_The task_: Would you restate all the data that follows, word for word?

Records from a data collection
** Begin **

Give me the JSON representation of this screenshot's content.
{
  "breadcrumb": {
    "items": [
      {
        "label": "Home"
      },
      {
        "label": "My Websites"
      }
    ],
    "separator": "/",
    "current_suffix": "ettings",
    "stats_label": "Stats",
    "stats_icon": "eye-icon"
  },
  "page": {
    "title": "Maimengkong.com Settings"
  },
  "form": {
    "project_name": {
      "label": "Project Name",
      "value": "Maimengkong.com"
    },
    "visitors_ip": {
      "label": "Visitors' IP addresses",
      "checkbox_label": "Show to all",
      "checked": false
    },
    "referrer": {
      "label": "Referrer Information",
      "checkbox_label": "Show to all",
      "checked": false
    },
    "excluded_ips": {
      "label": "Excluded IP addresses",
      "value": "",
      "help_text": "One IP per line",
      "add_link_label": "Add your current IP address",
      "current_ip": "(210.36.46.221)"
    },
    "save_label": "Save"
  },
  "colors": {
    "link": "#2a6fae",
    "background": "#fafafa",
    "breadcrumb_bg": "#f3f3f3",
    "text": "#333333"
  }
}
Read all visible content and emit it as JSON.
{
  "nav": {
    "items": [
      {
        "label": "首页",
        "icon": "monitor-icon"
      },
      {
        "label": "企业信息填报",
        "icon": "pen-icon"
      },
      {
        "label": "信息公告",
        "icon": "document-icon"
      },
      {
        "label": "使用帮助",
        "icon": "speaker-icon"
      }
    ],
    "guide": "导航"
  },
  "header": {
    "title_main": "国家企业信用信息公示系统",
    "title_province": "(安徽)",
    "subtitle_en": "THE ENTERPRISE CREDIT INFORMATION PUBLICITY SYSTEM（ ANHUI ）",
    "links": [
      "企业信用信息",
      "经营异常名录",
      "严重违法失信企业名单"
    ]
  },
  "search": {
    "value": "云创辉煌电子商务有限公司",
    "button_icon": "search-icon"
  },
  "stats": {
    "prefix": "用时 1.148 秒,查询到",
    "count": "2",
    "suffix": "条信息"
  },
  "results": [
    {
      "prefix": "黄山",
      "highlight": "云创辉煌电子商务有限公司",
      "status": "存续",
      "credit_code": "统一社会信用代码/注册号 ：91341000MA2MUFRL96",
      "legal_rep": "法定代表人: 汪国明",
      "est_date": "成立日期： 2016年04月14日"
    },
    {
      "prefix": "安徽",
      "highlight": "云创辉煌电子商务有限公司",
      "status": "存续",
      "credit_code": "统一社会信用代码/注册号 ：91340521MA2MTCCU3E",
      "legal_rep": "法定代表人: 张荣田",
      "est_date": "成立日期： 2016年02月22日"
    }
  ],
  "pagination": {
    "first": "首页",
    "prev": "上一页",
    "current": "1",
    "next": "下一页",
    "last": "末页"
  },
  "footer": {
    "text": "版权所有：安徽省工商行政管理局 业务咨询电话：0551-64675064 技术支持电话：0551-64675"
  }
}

** End **

_Complete output_:
Give me the JSON representation of this screenshot's content.
{
  "breadcrumb": {
    "items": [
      {
        "label": "Home"
      },
      {
        "label": "My Websites"
      }
    ],
    "separator": "/",
    "current_suffix": "ettings",
    "stats_label": "Stats",
    "stats_icon": "eye-icon"
  },
  "page": {
    "title": "Maimengkong.com Settings"
  },
  "form": {
    "project_name": {
      "label": "Project Name",
      "value": "Maimengkong.com"
    },
    "visitors_ip": {
      "label": "Visitors' IP addresses",
      "checkbox_label": "Show to all",
      "checked": false
    },
    "referrer": {
      "label": "Referrer Information",
      "checkbox_label": "Show to all",
      "checked": false
    },
    "excluded_ips": {
      "label": "Excluded IP addresses",
      "value": "",
      "help_text": "One IP per line",
      "add_link_label": "Add your current IP address",
      "current_ip": "(210.36.46.221)"
    },
    "save_label": "Save"
  },
  "colors": {
    "link": "#2a6fae",
    "background": "#fafafa",
    "breadcrumb_bg": "#f3f3f3",
    "text": "#333333"
  }
}
Read all visible content and emit it as JSON.
{
  "nav": {
    "items": [
      {
        "label": "首页",
        "icon": "monitor-icon"
      },
      {
        "label": "企业信息填报",
        "icon": "pen-icon"
      },
      {
        "label": "信息公告",
        "icon": "document-icon"
      },
      {
        "label": "使用帮助",
        "icon": "speaker-icon"
      }
    ],
    "guide": "导航"
  },
  "header": {
    "title_main": "国家企业信用信息公示系统",
    "title_province": "(安徽)",
    "subtitle_en": "THE ENTERPRISE CREDIT INFORMATION PUBLICITY SYSTEM（ ANHUI ）",
    "links": [
      "企业信用信息",
      "经营异常名录",
      "严重违法失信企业名单"
    ]
  },
  "search": {
    "value": "云创辉煌电子商务有限公司",
    "button_icon": "search-icon"
  },
  "stats": {
    "prefix": "用时 1.148 秒,查询到",
    "count": "2",
    "suffix": "条信息"
  },
  "results": [
    {
      "prefix": "黄山",
      "highlight": "云创辉煌电子商务有限公司",
      "status": "存续",
      "credit_code": "统一社会信用代码/注册号 ：91341000MA2MUFRL96",
      "legal_rep": "法定代表人: 汪国明",
      "est_date": "成立日期： 2016年04月14日"
    },
    {
      "prefix": "安徽",
      "highlight": "云创辉煌电子商务有限公司",
      "status": "存续",
      "credit_code": "统一社会信用代码/注册号 ：91340521MA2MTCCU3E",
      "legal_rep": "法定代表人: 张荣田",
      "est_date": "成立日期： 2016年02月22日"
    }
  ],
  "pagination": {
    "first": "首页",
    "prev": "上一页",
    "current": "1",
    "next": "下一页",
    "last": "末页"
  },
  "footer": {
    "text": "版权所有：安徽省工商行政管理局 业务咨询电话：0551-64675064 技术支持电话：0551-64675"
  }
}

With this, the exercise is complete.